● **WHAT IS NEEDED**
Transcribe the data in full and exactly, omitting any pictures.

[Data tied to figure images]
----------------------------------------

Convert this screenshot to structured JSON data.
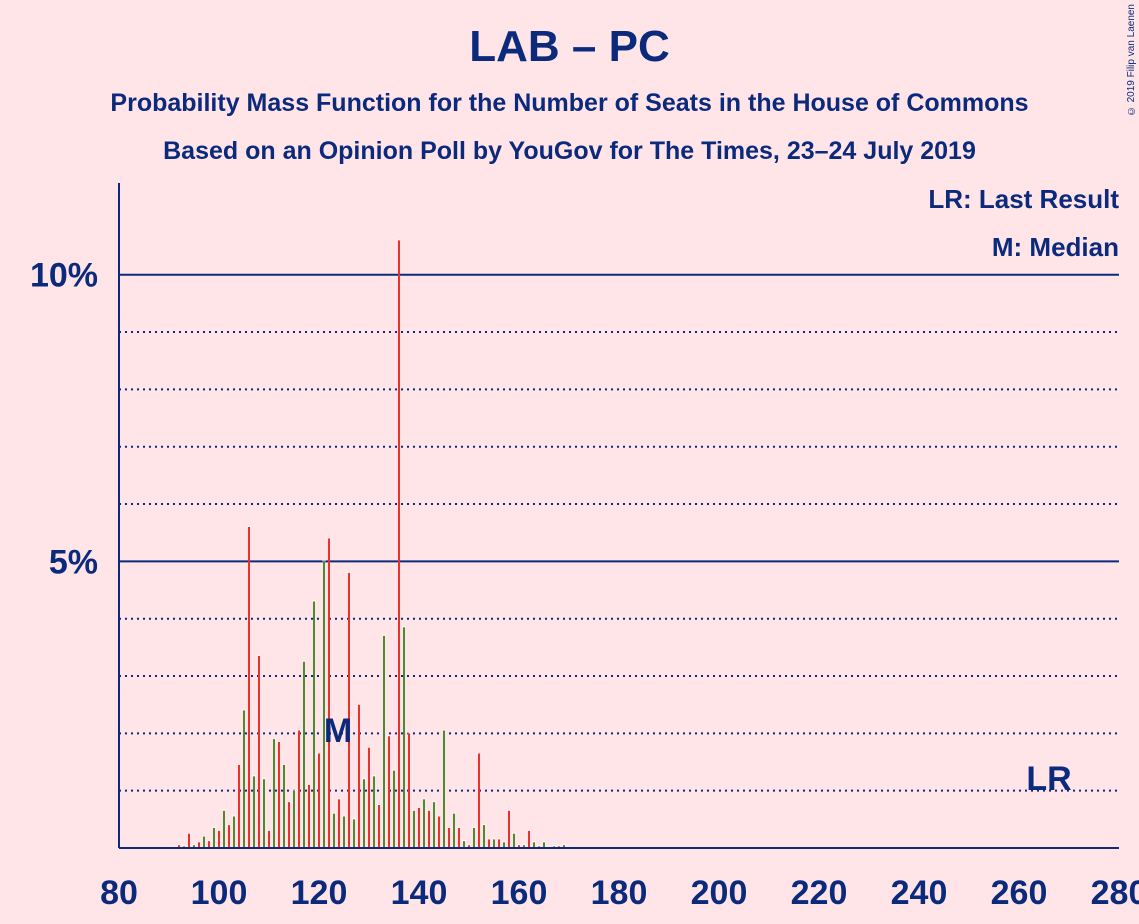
{
  "title": "LAB – PC",
  "subtitle_line1": "Probability Mass Function for the Number of Seats in the House of Commons",
  "subtitle_line2": "Based on an Opinion Poll by YouGov for The Times, 23–24 July 2019",
  "copyright": "© 2019 Filip van Laenen",
  "legend": {
    "last_result": "LR: Last Result",
    "median": "M: Median"
  },
  "markers": {
    "median_label": "M",
    "last_result_label": "LR"
  },
  "colors": {
    "background": "#ffe5e8",
    "axis": "#0b2a7c",
    "bar_even": "#e8322d",
    "bar_odd": "#4b8d2e"
  },
  "chart_data": {
    "type": "bar",
    "x": [
      90,
      91,
      92,
      93,
      94,
      95,
      96,
      97,
      98,
      99,
      100,
      101,
      102,
      103,
      104,
      105,
      106,
      107,
      108,
      109,
      110,
      111,
      112,
      113,
      114,
      115,
      116,
      117,
      118,
      119,
      120,
      121,
      122,
      123,
      124,
      125,
      126,
      127,
      128,
      129,
      130,
      131,
      132,
      133,
      134,
      135,
      136,
      137,
      138,
      139,
      140,
      141,
      142,
      143,
      144,
      145,
      146,
      147,
      148,
      149,
      150,
      151,
      152,
      153,
      154,
      155,
      156,
      157,
      158,
      159,
      160,
      161,
      162,
      163,
      164,
      165,
      166,
      167,
      168,
      169,
      170
    ],
    "values": [
      0.02,
      0.02,
      0.05,
      0.03,
      0.25,
      0.05,
      0.1,
      0.2,
      0.12,
      0.35,
      0.3,
      0.65,
      0.4,
      0.55,
      1.45,
      2.4,
      5.6,
      1.25,
      3.35,
      1.2,
      0.3,
      1.9,
      1.85,
      1.45,
      0.8,
      1.0,
      2.05,
      3.25,
      1.1,
      4.3,
      1.65,
      5.0,
      5.4,
      0.6,
      0.85,
      0.55,
      4.8,
      0.5,
      2.5,
      1.2,
      1.75,
      1.25,
      0.75,
      3.7,
      1.95,
      1.35,
      10.6,
      3.85,
      2.0,
      0.65,
      0.7,
      0.85,
      0.65,
      0.8,
      0.55,
      2.05,
      0.35,
      0.6,
      0.35,
      0.12,
      0.05,
      0.35,
      1.65,
      0.4,
      0.15,
      0.15,
      0.15,
      0.1,
      0.65,
      0.25,
      0.05,
      0.05,
      0.3,
      0.1,
      0.03,
      0.1,
      0.02,
      0.03,
      0.03,
      0.05,
      0.02
    ],
    "xlim": [
      80,
      280
    ],
    "ylim": [
      0,
      11.6
    ],
    "xticks": [
      80,
      100,
      120,
      140,
      160,
      180,
      200,
      220,
      240,
      260,
      280
    ],
    "yticks_labeled": [
      {
        "value": 5,
        "label": "5%"
      },
      {
        "value": 10,
        "label": "10%"
      }
    ],
    "grid_dotted": [
      1,
      2,
      3,
      4,
      6,
      7,
      8,
      9
    ],
    "median_seat": 124,
    "last_result_seat": 266
  }
}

----------------------------------------

● **ANSWER TO THE PROBLEM**
Convert this screenshot to structured JSON data.
{
  "title": "LAB – PC",
  "subtitle_line1": "Probability Mass Function for the Number of Seats in the House of Commons",
  "subtitle_line2": "Based on an Opinion Poll by YouGov for The Times, 23–24 July 2019",
  "copyright": "© 2019 Filip van Laenen",
  "legend": {
    "last_result": "LR: Last Result",
    "median": "M: Median"
  },
  "markers": {
    "median_label": "M",
    "last_result_label": "LR"
  },
  "colors": {
    "background": "#ffe5e8",
    "axis": "#0b2a7c",
    "bar_even": "#e8322d",
    "bar_odd": "#4b8d2e"
  },
  "chart_data": {
    "type": "bar",
    "x": [
      90,
      91,
      92,
      93,
      94,
      95,
      96,
      97,
      98,
      99,
      100,
      101,
      102,
      103,
      104,
      105,
      106,
      107,
      108,
      109,
      110,
      111,
      112,
      113,
      114,
      115,
      116,
      117,
      118,
      119,
      120,
      121,
      122,
      123,
      124,
      125,
      126,
      127,
      128,
      129,
      130,
      131,
      132,
      133,
      134,
      135,
      136,
      137,
      138,
      139,
      140,
      141,
      142,
      143,
      144,
      145,
      146,
      147,
      148,
      149,
      150,
      151,
      152,
      153,
      154,
      155,
      156,
      157,
      158,
      159,
      160,
      161,
      162,
      163,
      164,
      165,
      166,
      167,
      168,
      169,
      170
    ],
    "values": [
      0.02,
      0.02,
      0.05,
      0.03,
      0.25,
      0.05,
      0.1,
      0.2,
      0.12,
      0.35,
      0.3,
      0.65,
      0.4,
      0.55,
      1.45,
      2.4,
      5.6,
      1.25,
      3.35,
      1.2,
      0.3,
      1.9,
      1.85,
      1.45,
      0.8,
      1.0,
      2.05,
      3.25,
      1.1,
      4.3,
      1.65,
      5.0,
      5.4,
      0.6,
      0.85,
      0.55,
      4.8,
      0.5,
      2.5,
      1.2,
      1.75,
      1.25,
      0.75,
      3.7,
      1.95,
      1.35,
      10.6,
      3.85,
      2.0,
      0.65,
      0.7,
      0.85,
      0.65,
      0.8,
      0.55,
      2.05,
      0.35,
      0.6,
      0.35,
      0.12,
      0.05,
      0.35,
      1.65,
      0.4,
      0.15,
      0.15,
      0.15,
      0.1,
      0.65,
      0.25,
      0.05,
      0.05,
      0.3,
      0.1,
      0.03,
      0.1,
      0.02,
      0.03,
      0.03,
      0.05,
      0.02
    ],
    "xlim": [
      80,
      280
    ],
    "ylim": [
      0,
      11.6
    ],
    "xticks": [
      80,
      100,
      120,
      140,
      160,
      180,
      200,
      220,
      240,
      260,
      280
    ],
    "yticks_labeled": [
      {
        "value": 5,
        "label": "5%"
      },
      {
        "value": 10,
        "label": "10%"
      }
    ],
    "grid_dotted": [
      1,
      2,
      3,
      4,
      6,
      7,
      8,
      9
    ],
    "median_seat": 124,
    "last_result_seat": 266
  }
}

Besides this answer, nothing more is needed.